*What is being asked:* Each entry must appear again exactly as it does in the source.
─── Input ───
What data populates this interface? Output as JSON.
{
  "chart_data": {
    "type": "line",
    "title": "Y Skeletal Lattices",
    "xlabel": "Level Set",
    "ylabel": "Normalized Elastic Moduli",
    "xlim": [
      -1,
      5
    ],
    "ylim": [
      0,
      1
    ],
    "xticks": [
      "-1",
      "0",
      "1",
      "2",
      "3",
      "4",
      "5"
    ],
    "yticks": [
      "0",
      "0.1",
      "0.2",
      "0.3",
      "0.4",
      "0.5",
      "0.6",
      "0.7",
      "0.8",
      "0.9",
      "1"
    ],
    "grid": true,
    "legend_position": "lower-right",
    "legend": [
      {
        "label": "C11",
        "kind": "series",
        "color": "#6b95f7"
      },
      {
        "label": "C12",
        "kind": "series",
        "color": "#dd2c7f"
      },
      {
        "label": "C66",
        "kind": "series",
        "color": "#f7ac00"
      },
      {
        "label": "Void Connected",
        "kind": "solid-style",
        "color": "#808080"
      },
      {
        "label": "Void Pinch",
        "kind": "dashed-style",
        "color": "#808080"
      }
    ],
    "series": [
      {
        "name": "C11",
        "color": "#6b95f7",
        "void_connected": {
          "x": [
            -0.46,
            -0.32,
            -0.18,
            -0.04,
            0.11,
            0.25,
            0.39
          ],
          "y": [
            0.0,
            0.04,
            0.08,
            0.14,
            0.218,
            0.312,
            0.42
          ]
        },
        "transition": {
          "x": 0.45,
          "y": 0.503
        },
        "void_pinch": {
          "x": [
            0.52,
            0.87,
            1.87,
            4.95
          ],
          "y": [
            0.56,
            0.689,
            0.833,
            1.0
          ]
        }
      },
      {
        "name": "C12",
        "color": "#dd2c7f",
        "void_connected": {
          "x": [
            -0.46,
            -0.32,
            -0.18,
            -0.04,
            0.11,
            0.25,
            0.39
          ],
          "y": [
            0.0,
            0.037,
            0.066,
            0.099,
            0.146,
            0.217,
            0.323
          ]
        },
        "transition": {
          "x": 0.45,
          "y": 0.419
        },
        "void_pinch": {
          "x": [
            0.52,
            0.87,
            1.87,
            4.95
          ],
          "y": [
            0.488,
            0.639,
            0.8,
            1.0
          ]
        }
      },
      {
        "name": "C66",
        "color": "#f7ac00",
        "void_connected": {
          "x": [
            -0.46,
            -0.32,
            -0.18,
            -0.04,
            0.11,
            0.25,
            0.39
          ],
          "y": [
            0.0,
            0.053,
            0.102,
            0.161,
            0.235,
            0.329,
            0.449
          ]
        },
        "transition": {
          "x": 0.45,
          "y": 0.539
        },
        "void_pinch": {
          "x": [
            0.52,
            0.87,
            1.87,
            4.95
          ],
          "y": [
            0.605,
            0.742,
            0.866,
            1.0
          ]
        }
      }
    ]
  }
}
───
*Response to this exercise:*
What data populates this interface? Output as JSON.
{
  "chart_data": {
    "type": "line",
    "title": "Y Skeletal Lattices",
    "xlabel": "Level Set",
    "ylabel": "Normalized Elastic Moduli",
    "xlim": [
      -1,
      5
    ],
    "ylim": [
      0,
      1
    ],
    "xticks": [
      "-1",
      "0",
      "1",
      "2",
      "3",
      "4",
      "5"
    ],
    "yticks": [
      "0",
      "0.1",
      "0.2",
      "0.3",
      "0.4",
      "0.5",
      "0.6",
      "0.7",
      "0.8",
      "0.9",
      "1"
    ],
    "grid": true,
    "legend_position": "lower-right",
    "legend": [
      {
        "label": "C11",
        "kind": "series",
        "color": "#6b95f7"
      },
      {
        "label": "C12",
        "kind": "series",
        "color": "#dd2c7f"
      },
      {
        "label": "C66",
        "kind": "series",
        "color": "#f7ac00"
      },
      {
        "label": "Void Connected",
        "kind": "solid-style",
        "color": "#808080"
      },
      {
        "label": "Void Pinch",
        "kind": "dashed-style",
        "color": "#808080"
      }
    ],
    "series": [
      {
        "name": "C11",
        "color": "#6b95f7",
        "void_connected": {
          "x": [
            -0.46,
            -0.32,
            -0.18,
            -0.04,
            0.11,
            0.25,
            0.39
          ],
          "y": [
            0.0,
            0.04,
            0.08,
            0.14,
            0.218,
            0.312,
            0.42
          ]
        },
        "transition": {
          "x": 0.45,
          "y": 0.503
        },
        "void_pinch": {
          "x": [
            0.52,
            0.87,
            1.87,
            4.95
          ],
          "y": [
            0.56,
            0.689,
            0.833,
            1.0
          ]
        }
      },
      {
        "name": "C12",
        "color": "#dd2c7f",
        "void_connected": {
          "x": [
            -0.46,
            -0.32,
            -0.18,
            -0.04,
            0.11,
            0.25,
            0.39
          ],
          "y": [
            0.0,
            0.037,
            0.066,
            0.099,
            0.146,
            0.217,
            0.323
          ]
        },
        "transition": {
          "x": 0.45,
          "y": 0.419
        },
        "void_pinch": {
          "x": [
            0.52,
            0.87,
            1.87,
            4.95
          ],
          "y": [
            0.488,
            0.639,
            0.8,
            1.0
          ]
        }
      },
      {
        "name": "C66",
        "color": "#f7ac00",
        "void_connected": {
          "x": [
            -0.46,
            -0.32,
            -0.18,
            -0.04,
            0.11,
            0.25,
            0.39
          ],
          "y": [
            0.0,
            0.053,
            0.102,
            0.161,
            0.235,
            0.329,
            0.449
          ]
        },
        "transition": {
          "x": 0.45,
          "y": 0.539
        },
        "void_pinch": {
          "x": [
            0.52,
            0.87,
            1.87,
            4.95
          ],
          "y": [
            0.605,
            0.742,
            0.866,
            1.0
          ]
        }
      }
    ]
  }
}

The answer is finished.